» **EXCERPT PROVIDED**:
After this piece was posted, the IPKat received the following (which appears in the Comments link, below):
"An additional item ...would be useful: eligibility. For example one or two events advertised in IPKat's upcoming events diary have been marketing events for various barristers' chambers and I (as a competing barrister) have been told I'm not welcome. That's fair enough - no point marketing to me after all - but I think its something that should be clearly and honestly declared, otherwise one wastes time planning around things and then much later discovers they are out of reach".The IPKat believes that the IP communities are friends who should learn to tolerate and assist each other, since today's competitor can so easily be tomorrow's ally. He does not support the principle of "competitors are not welcome" and will remove from his list any event from which anyone who is otherwise eligible is excluded on this ground.
And now back to the blog post ...
|An IP Communal Diary: for people|
who like their dates on a plate ...

» **DATA LINES**:
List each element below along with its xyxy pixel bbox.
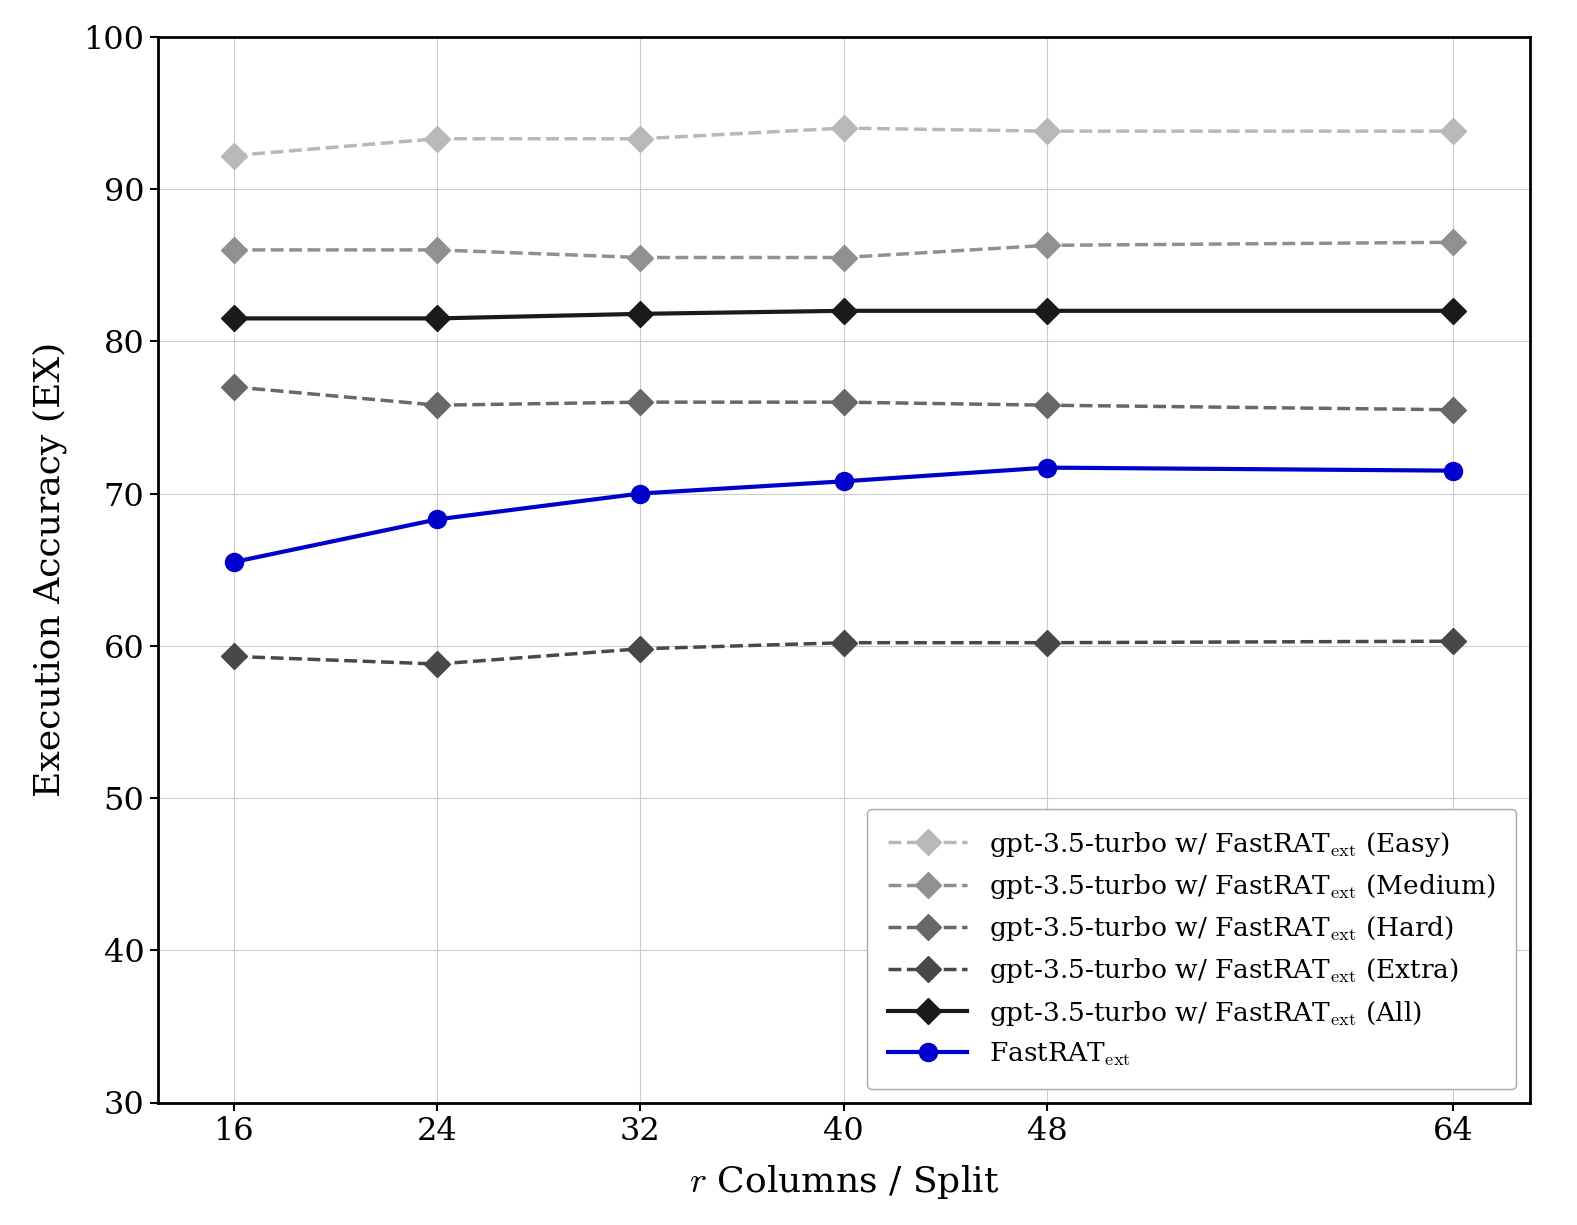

» **GIVEN REQUEST 1**: Translate into Spanish this sentence from the IPKat post on its events diary: "The IPKat believes that the IP communities are friends who should learn to tolerate and assist each other, since today's competitor can so easily be tomorrow's ally."
» **GIVEN REQUEST 2**:
Answer these questions from the IPKat post on its events diary:
(a) Where does the comment received by the IPKat appear?
(b) What kind of events does the commenter say one or two of the advertised events have been?
(c) What will the IPKat do with an event that excludes otherwise eligible people on the ground that they are competitors?
» **GIVEN REQUEST 3**: Proceed with the IPKat post on its events diary, continuing from its final line.

» **EXERCISE RESULT 1**: El IPKat considera que las comunidades de la propiedad intelectual son amigas que deberían aprender a tolerarse y ayudarse mutuamente, ya que el competidor de hoy puede convertirse con gran facilidad en el aliado de mañana.

» **EXERCISE RESULT 2**:
(a) In the Comments link.
(b) Marketing events for various barristers' chambers.
(c) Remove it from his list.

» **EXERCISE RESULT 3**:
The year consists of 365 days or, as in 2012, 366 -- but not all of the days in the calendar are suitable for holding events. Secular and religious holiday seasons, family commitments, likely weather conditions, the Olympic Games and other factors reduce the options available to event organisers. This means, in practice, that some months are particularly crowded with events while others are not. Given the large number of professional, trade, commercial and government bodies which organise events, not to mention the private sector in which training events and rapid response seminars are arranged, overlap is impossible to avoid. The only question that remains is how to minimise the inconvenience which overlap causes.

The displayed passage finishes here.